Data entries for graphics
****************
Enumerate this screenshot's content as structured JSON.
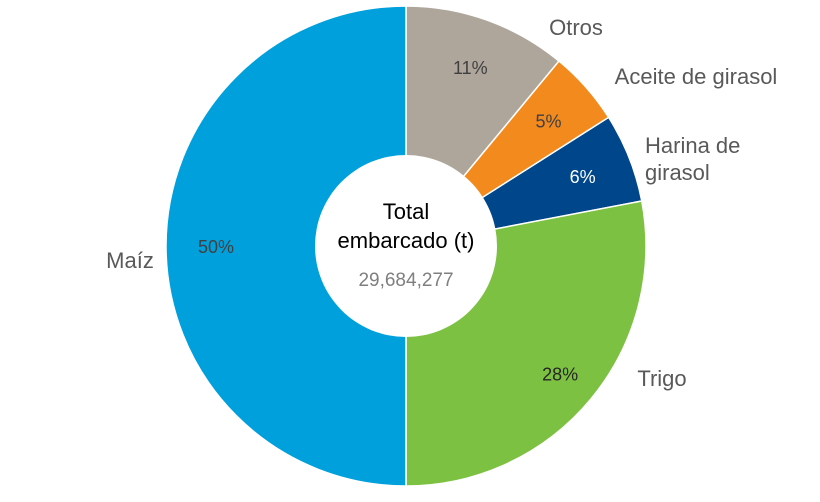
{
  "chart_data": {
    "type": "pie",
    "donut": true,
    "center": {
      "title_lines": [
        "Total",
        "embarcado (t)"
      ],
      "value": "29,684,277"
    },
    "slices": [
      {
        "label": [
          "Otros"
        ],
        "value": 11,
        "pct_label": "11%",
        "color": "#aea59b",
        "pct_color": "#404040"
      },
      {
        "label": [
          "Aceite de girasol"
        ],
        "value": 5,
        "pct_label": "5%",
        "color": "#f28a1e",
        "pct_color": "#404040"
      },
      {
        "label": [
          "Harina de",
          "girasol"
        ],
        "value": 6,
        "pct_label": "6%",
        "color": "#00468b",
        "pct_color": "#ffffff"
      },
      {
        "label": [
          "Trigo"
        ],
        "value": 28,
        "pct_label": "28%",
        "color": "#7dc142",
        "pct_color": "#262626"
      },
      {
        "label": [
          "Maíz"
        ],
        "value": 50,
        "pct_label": "50%",
        "color": "#00a0dc",
        "pct_color": "#404040"
      }
    ]
  }
}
****************
Go through the entries and return each line where the word "value" appears.

RESPONSE BELOW:
      "value": "29,684,277"
        "value": 11,
        "value": 5,
        "value": 6,
        "value": 28,
        "value": 50,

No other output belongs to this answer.